* BEGIN Data rows *

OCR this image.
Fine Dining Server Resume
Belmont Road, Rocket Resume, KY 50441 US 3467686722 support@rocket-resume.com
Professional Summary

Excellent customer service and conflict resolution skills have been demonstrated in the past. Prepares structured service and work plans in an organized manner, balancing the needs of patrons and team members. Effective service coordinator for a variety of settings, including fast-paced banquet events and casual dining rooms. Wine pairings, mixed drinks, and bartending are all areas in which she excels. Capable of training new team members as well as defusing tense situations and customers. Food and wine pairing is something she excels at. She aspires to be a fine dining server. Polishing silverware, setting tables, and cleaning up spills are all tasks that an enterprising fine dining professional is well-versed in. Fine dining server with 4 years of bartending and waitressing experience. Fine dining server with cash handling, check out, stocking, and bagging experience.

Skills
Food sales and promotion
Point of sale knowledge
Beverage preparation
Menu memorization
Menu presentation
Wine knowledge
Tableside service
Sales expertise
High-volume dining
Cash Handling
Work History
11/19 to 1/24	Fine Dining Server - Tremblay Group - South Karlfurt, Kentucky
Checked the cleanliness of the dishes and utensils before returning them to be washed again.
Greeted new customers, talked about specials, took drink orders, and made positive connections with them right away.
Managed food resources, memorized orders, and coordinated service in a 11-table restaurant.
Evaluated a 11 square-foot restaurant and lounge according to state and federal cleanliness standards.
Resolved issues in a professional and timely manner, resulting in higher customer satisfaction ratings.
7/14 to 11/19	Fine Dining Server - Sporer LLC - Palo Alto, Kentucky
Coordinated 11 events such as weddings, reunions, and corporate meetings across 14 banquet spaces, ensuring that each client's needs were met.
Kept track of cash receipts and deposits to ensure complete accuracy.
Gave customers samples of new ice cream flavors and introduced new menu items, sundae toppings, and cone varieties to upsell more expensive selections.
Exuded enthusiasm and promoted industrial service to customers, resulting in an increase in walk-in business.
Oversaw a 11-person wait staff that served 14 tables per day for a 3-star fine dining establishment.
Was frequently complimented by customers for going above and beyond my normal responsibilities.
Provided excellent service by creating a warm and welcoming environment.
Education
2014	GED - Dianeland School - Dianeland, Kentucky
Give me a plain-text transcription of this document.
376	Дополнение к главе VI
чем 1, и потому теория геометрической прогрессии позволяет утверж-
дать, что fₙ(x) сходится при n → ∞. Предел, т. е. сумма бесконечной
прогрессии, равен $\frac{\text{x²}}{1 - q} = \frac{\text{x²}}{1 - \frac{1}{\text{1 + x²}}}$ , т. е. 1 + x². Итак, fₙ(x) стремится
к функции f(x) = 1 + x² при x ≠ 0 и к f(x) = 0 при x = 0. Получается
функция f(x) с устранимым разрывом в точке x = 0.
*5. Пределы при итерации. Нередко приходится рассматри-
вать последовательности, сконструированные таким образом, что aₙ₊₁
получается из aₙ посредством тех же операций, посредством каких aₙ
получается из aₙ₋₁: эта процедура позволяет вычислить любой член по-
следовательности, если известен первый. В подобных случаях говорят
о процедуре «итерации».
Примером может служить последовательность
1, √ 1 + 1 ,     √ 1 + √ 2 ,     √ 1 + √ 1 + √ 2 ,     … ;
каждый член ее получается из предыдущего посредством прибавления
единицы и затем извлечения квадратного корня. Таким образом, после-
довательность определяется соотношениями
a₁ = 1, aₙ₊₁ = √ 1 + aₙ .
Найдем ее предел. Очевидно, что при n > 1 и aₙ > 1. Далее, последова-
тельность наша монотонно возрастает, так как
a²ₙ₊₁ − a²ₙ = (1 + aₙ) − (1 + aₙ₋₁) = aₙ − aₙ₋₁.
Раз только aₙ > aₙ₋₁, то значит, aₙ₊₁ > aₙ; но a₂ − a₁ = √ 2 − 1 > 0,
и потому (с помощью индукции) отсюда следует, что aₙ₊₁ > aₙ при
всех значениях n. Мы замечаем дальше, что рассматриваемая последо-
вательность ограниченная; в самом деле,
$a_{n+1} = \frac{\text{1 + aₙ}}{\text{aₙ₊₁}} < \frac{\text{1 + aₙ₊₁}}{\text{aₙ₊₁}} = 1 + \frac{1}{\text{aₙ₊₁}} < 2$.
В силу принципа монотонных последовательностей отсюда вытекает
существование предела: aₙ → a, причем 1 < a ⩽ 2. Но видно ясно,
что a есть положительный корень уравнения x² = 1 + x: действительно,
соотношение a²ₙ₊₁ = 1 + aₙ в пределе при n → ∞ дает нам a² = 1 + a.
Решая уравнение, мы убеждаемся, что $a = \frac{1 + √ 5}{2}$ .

* END Data rows *

* _Aim of the task_: Copy out the whole listing exactly; please set it all down.

* _Exercise output_:
OCR this image.
Fine Dining Server Resume
Belmont Road, Rocket Resume, KY 50441 US 3467686722 support@rocket-resume.com
Professional Summary

Excellent customer service and conflict resolution skills have been demonstrated in the past. Prepares structured service and work plans in an organized manner, balancing the needs of patrons and team members. Effective service coordinator for a variety of settings, including fast-paced banquet events and casual dining rooms. Wine pairings, mixed drinks, and bartending are all areas in which she excels. Capable of training new team members as well as defusing tense situations and customers. Food and wine pairing is something she excels at. She aspires to be a fine dining server. Polishing silverware, setting tables, and cleaning up spills are all tasks that an enterprising fine dining professional is well-versed in. Fine dining server with 4 years of bartending and waitressing experience. Fine dining server with cash handling, check out, stocking, and bagging experience.

Skills
Food sales and promotion
Point of sale knowledge
Beverage preparation
Menu memorization
Menu presentation
Wine knowledge
Tableside service
Sales expertise
High-volume dining
Cash Handling
Work History
11/19 to 1/24	Fine Dining Server - Tremblay Group - South Karlfurt, Kentucky
Checked the cleanliness of the dishes and utensils before returning them to be washed again.
Greeted new customers, talked about specials, took drink orders, and made positive connections with them right away.
Managed food resources, memorized orders, and coordinated service in a 11-table restaurant.
Evaluated a 11 square-foot restaurant and lounge according to state and federal cleanliness standards.
Resolved issues in a professional and timely manner, resulting in higher customer satisfaction ratings.
7/14 to 11/19	Fine Dining Server - Sporer LLC - Palo Alto, Kentucky
Coordinated 11 events such as weddings, reunions, and corporate meetings across 14 banquet spaces, ensuring that each client's needs were met.
Kept track of cash receipts and deposits to ensure complete accuracy.
Gave customers samples of new ice cream flavors and introduced new menu items, sundae toppings, and cone varieties to upsell more expensive selections.
Exuded enthusiasm and promoted industrial service to customers, resulting in an increase in walk-in business.
Oversaw a 11-person wait staff that served 14 tables per day for a 3-star fine dining establishment.
Was frequently complimented by customers for going above and beyond my normal responsibilities.
Provided excellent service by creating a warm and welcoming environment.
Education
2014	GED - Dianeland School - Dianeland, Kentucky
Give me a plain-text transcription of this document.
376	Дополнение к главе VI
чем 1, и потому теория геометрической прогрессии позволяет утверж-
дать, что fₙ(x) сходится при n → ∞. Предел, т. е. сумма бесконечной
прогрессии, равен $\frac{\text{x²}}{1 - q} = \frac{\text{x²}}{1 - \frac{1}{\text{1 + x²}}}$ , т. е. 1 + x². Итак, fₙ(x) стремится
к функции f(x) = 1 + x² при x ≠ 0 и к f(x) = 0 при x = 0. Получается
функция f(x) с устранимым разрывом в точке x = 0.
*5. Пределы при итерации. Нередко приходится рассматри-
вать последовательности, сконструированные таким образом, что aₙ₊₁
получается из aₙ посредством тех же операций, посредством каких aₙ
получается из aₙ₋₁: эта процедура позволяет вычислить любой член по-
следовательности, если известен первый. В подобных случаях говорят
о процедуре «итерации».
Примером может служить последовательность
1, √ 1 + 1 ,     √ 1 + √ 2 ,     √ 1 + √ 1 + √ 2 ,     … ;
каждый член ее получается из предыдущего посредством прибавления
единицы и затем извлечения квадратного корня. Таким образом, после-
довательность определяется соотношениями
a₁ = 1, aₙ₊₁ = √ 1 + aₙ .
Найдем ее предел. Очевидно, что при n > 1 и aₙ > 1. Далее, последова-
тельность наша монотонно возрастает, так как
a²ₙ₊₁ − a²ₙ = (1 + aₙ) − (1 + aₙ₋₁) = aₙ − aₙ₋₁.
Раз только aₙ > aₙ₋₁, то значит, aₙ₊₁ > aₙ; но a₂ − a₁ = √ 2 − 1 > 0,
и потому (с помощью индукции) отсюда следует, что aₙ₊₁ > aₙ при
всех значениях n. Мы замечаем дальше, что рассматриваемая последо-
вательность ограниченная; в самом деле,
$a_{n+1} = \frac{\text{1 + aₙ}}{\text{aₙ₊₁}} < \frac{\text{1 + aₙ₊₁}}{\text{aₙ₊₁}} = 1 + \frac{1}{\text{aₙ₊₁}} < 2$.
В силу принципа монотонных последовательностей отсюда вытекает
существование предела: aₙ → a, причем 1 < a ⩽ 2. Но видно ясно,
что a есть положительный корень уравнения x² = 1 + x: действительно,
соотношение a²ₙ₊₁ = 1 + aₙ в пределе при n → ∞ дает нам a² = 1 + a.
Решая уравнение, мы убеждаемся, что $a = \frac{1 + √ 5}{2}$ .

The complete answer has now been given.